▸ **PROBLEM TO SOLVE**: Below is a listing. Gather each line of it that contains "Relative".

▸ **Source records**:
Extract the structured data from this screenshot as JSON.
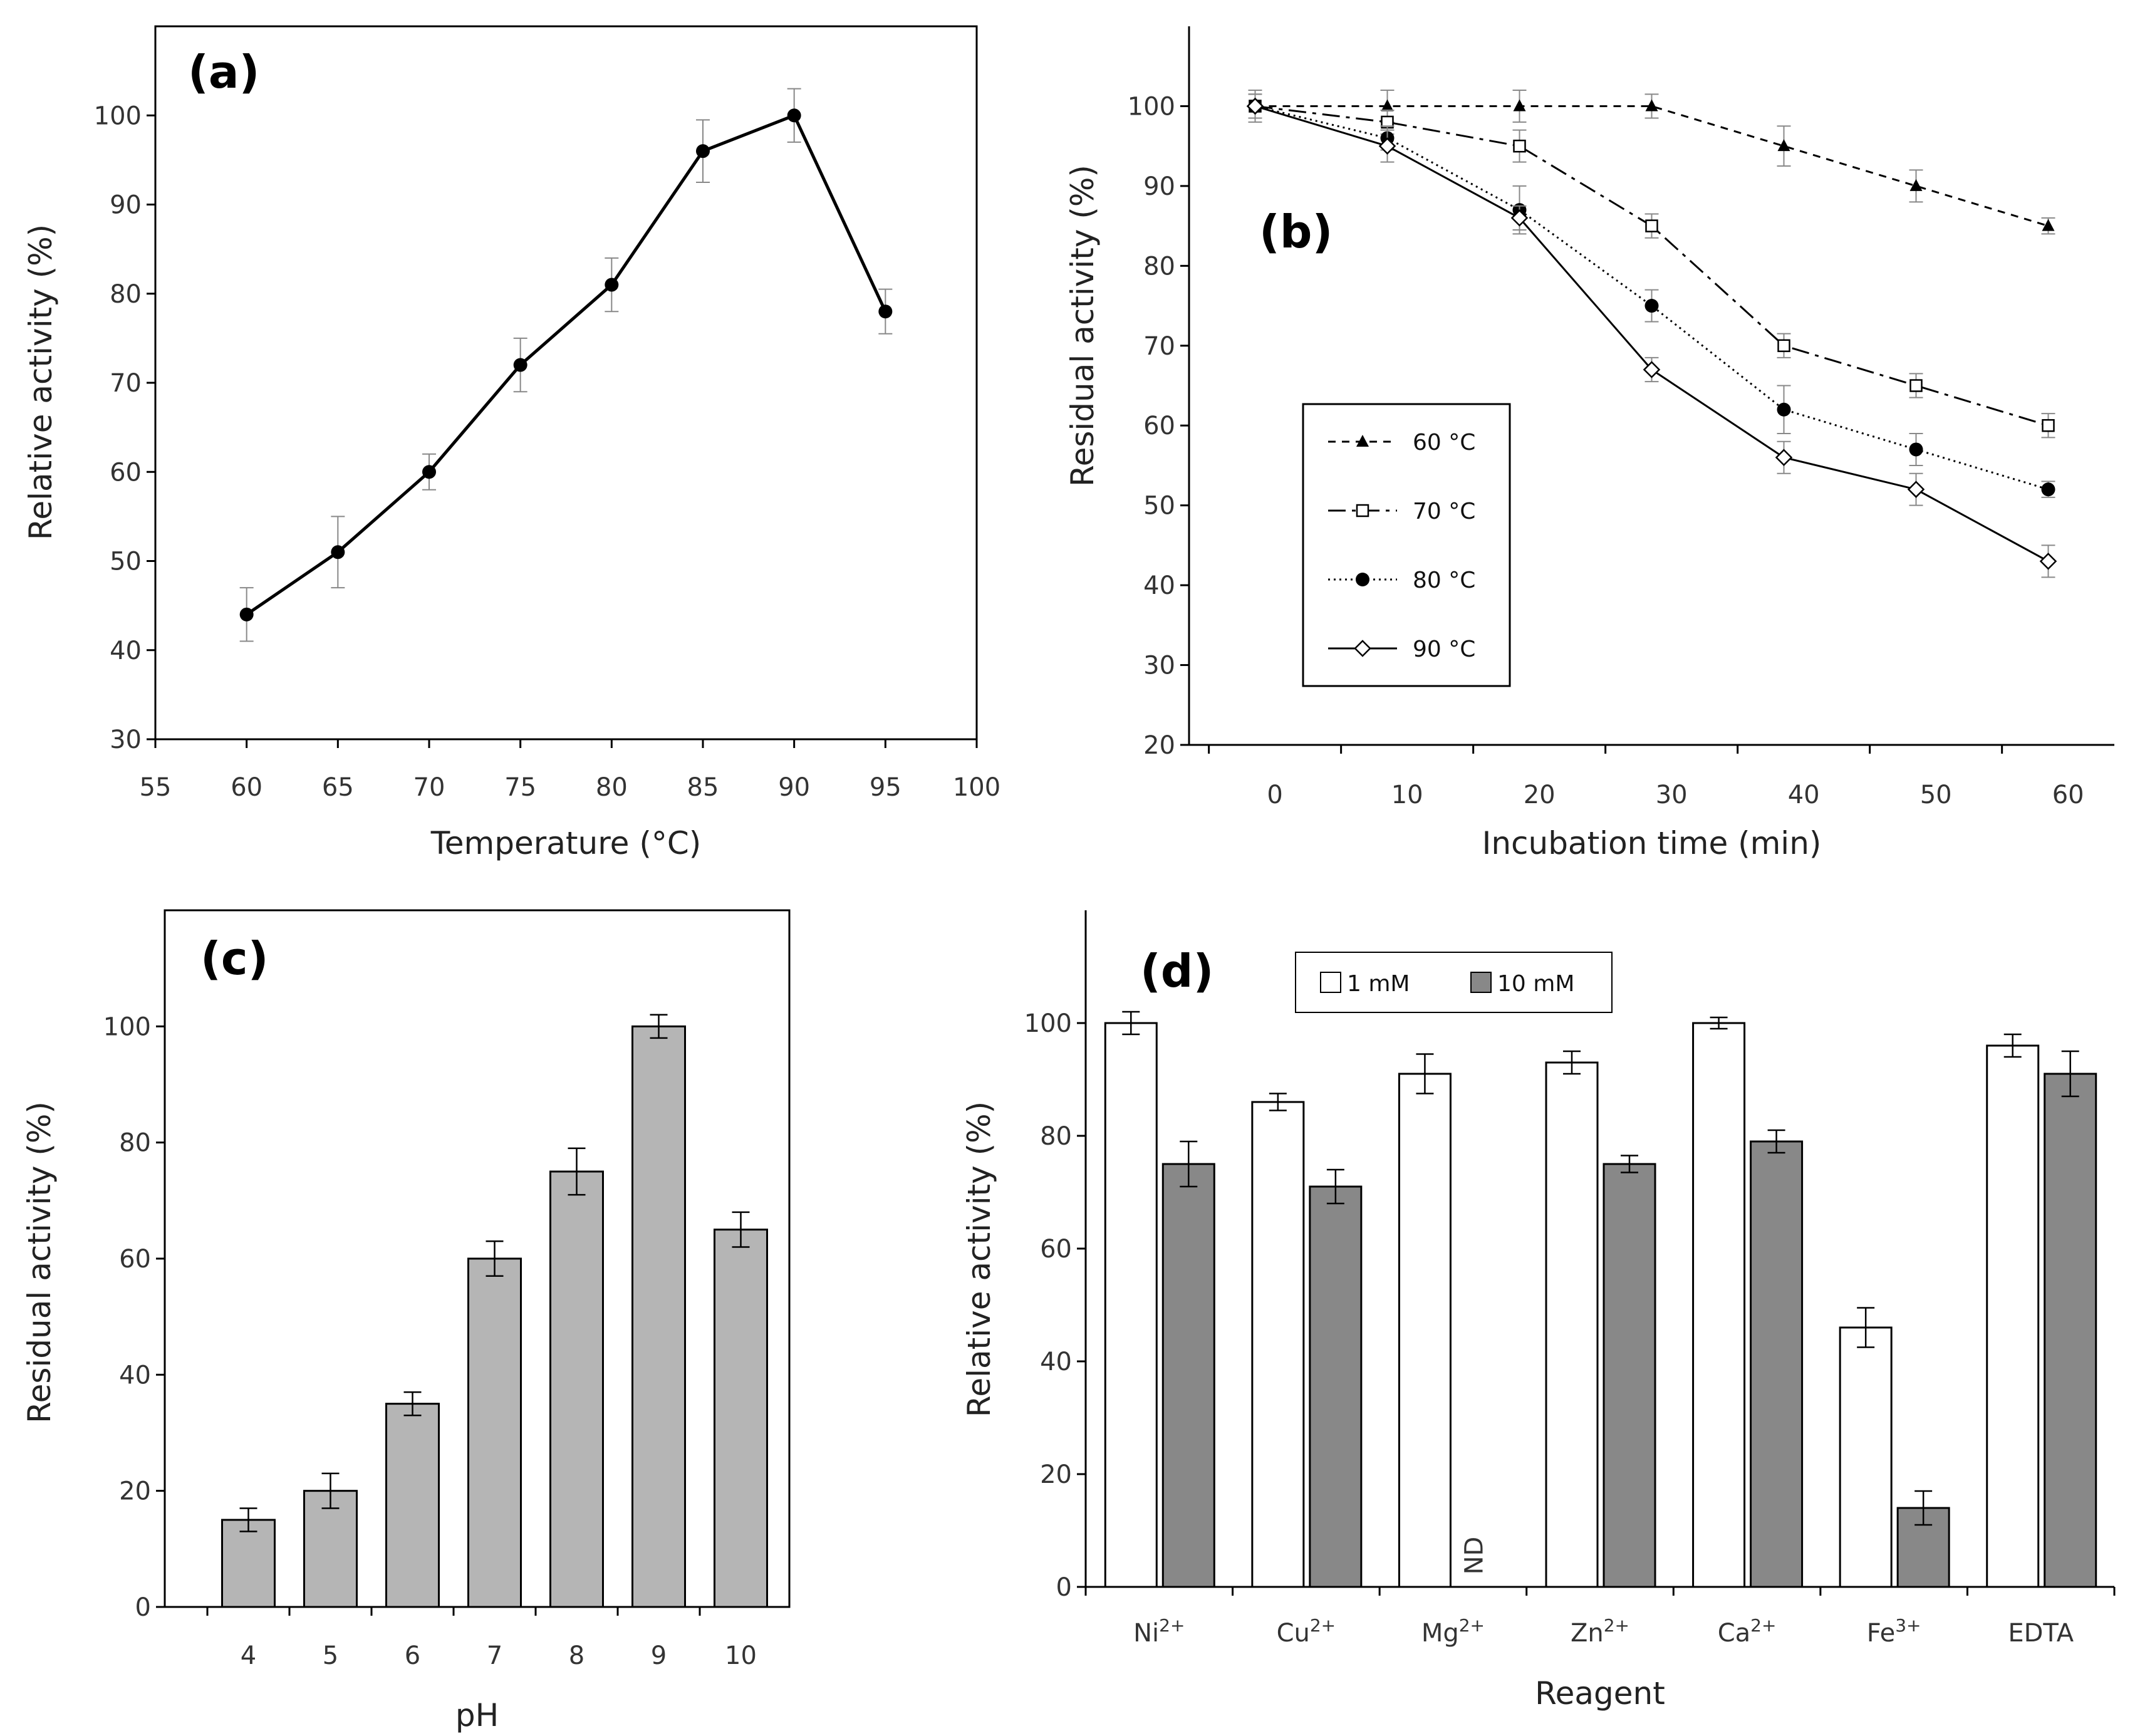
{
  "colors": {
    "axis": "#000000",
    "line": "#000000",
    "errorbar": "#888888",
    "bar_gray": "#b5b5b5",
    "bar_dark": "#888888",
    "bar_white": "#ffffff"
  },
  "chart_data": [
    {
      "id": "a",
      "panel_label": "(a)",
      "type": "line",
      "xlabel": "Temperature (°C)",
      "ylabel": "Relative activity (%)",
      "xlim": [
        55,
        100
      ],
      "ylim": [
        30,
        110
      ],
      "xticks": [
        55,
        60,
        65,
        70,
        75,
        80,
        85,
        90,
        95,
        100
      ],
      "yticks": [
        30,
        40,
        50,
        60,
        70,
        80,
        90,
        100
      ],
      "series": [
        {
          "name": "activity",
          "marker": "filled-circle",
          "dash": "solid",
          "x": [
            60,
            65,
            70,
            75,
            80,
            85,
            90,
            95
          ],
          "y": [
            44,
            51,
            60,
            72,
            81,
            96,
            100,
            78
          ],
          "err": [
            3,
            4,
            2,
            3,
            3,
            3.5,
            3,
            2.5
          ]
        }
      ]
    },
    {
      "id": "b",
      "panel_label": "(b)",
      "type": "line",
      "xlabel": "Incubation time (min)",
      "ylabel": "Residual activity  (%)",
      "xlim": [
        -6.5,
        63.5
      ],
      "ylim": [
        20,
        110
      ],
      "xticks": [
        0,
        10,
        20,
        30,
        40,
        50,
        60
      ],
      "yticks": [
        20,
        30,
        40,
        50,
        60,
        70,
        80,
        90,
        100
      ],
      "legend": [
        "60 °C",
        "70 °C",
        "80 °C",
        "90 °C"
      ],
      "series": [
        {
          "name": "60 °C",
          "marker": "filled-triangle",
          "dash": "dashed",
          "x": [
            -1.5,
            8.5,
            18.5,
            28.5,
            38.5,
            48.5,
            58.5
          ],
          "y": [
            100,
            100,
            100,
            100,
            95,
            90,
            85
          ],
          "err": [
            2,
            2,
            2,
            1.5,
            2.5,
            2,
            1
          ]
        },
        {
          "name": "70 °C",
          "marker": "open-square",
          "dash": "dashdot",
          "x": [
            -1.5,
            8.5,
            18.5,
            28.5,
            38.5,
            48.5,
            58.5
          ],
          "y": [
            100,
            98,
            95,
            85,
            70,
            65,
            60
          ],
          "err": [
            1.5,
            1.5,
            2,
            1.5,
            1.5,
            1.5,
            1.5
          ]
        },
        {
          "name": "80 °C",
          "marker": "filled-circle",
          "dash": "dotted",
          "x": [
            -1.5,
            8.5,
            18.5,
            28.5,
            38.5,
            48.5,
            58.5
          ],
          "y": [
            100,
            96,
            87,
            75,
            62,
            57,
            52
          ],
          "err": [
            1.5,
            1.5,
            3,
            2,
            3,
            2,
            1
          ]
        },
        {
          "name": "90 °C",
          "marker": "open-diamond",
          "dash": "solid",
          "x": [
            -1.5,
            8.5,
            18.5,
            28.5,
            38.5,
            48.5,
            58.5
          ],
          "y": [
            100,
            95,
            86,
            67,
            56,
            52,
            43
          ],
          "err": [
            1.5,
            2,
            1.5,
            1.5,
            2,
            2,
            2
          ]
        }
      ]
    },
    {
      "id": "c",
      "panel_label": "(c)",
      "type": "bar",
      "xlabel": "pH",
      "ylabel": "Residual activity (%)",
      "ylim": [
        0,
        120
      ],
      "yticks": [
        0,
        20,
        40,
        60,
        80,
        100
      ],
      "categories": [
        "4",
        "5",
        "6",
        "7",
        "8",
        "9",
        "10"
      ],
      "series": [
        {
          "name": "residual activity",
          "values": [
            15,
            20,
            35,
            60,
            75,
            100,
            65
          ],
          "err": [
            2,
            3,
            2,
            3,
            4,
            2,
            3
          ]
        }
      ]
    },
    {
      "id": "d",
      "panel_label": "(d)",
      "type": "bar",
      "xlabel": "Reagent",
      "ylabel": "Relative activity  (%)",
      "ylim": [
        0,
        120
      ],
      "yticks": [
        0,
        20,
        40,
        60,
        80,
        100
      ],
      "categories": [
        "Ni",
        "Cu",
        "Mg",
        "Zn",
        "Ca",
        "Fe",
        "EDTA"
      ],
      "category_superscripts": [
        "2+",
        "2+",
        "2+",
        "2+",
        "2+",
        "3+",
        ""
      ],
      "legend": [
        "1 mM",
        "10 mM"
      ],
      "annotation": "ND",
      "series": [
        {
          "name": "1 mM",
          "values": [
            100,
            86,
            91,
            93,
            100,
            46,
            96
          ],
          "err": [
            2,
            1.5,
            3.5,
            2,
            1,
            3.5,
            2
          ]
        },
        {
          "name": "10 mM",
          "values": [
            75,
            71,
            null,
            75,
            79,
            14,
            91
          ],
          "err": [
            4,
            3,
            null,
            1.5,
            2,
            3,
            4
          ]
        }
      ]
    }
  ]
}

▸ **WRITTEN ANSWER**:
      "ylabel": "Relative activity (%)",
      "ylabel": "Relative activity  (%)",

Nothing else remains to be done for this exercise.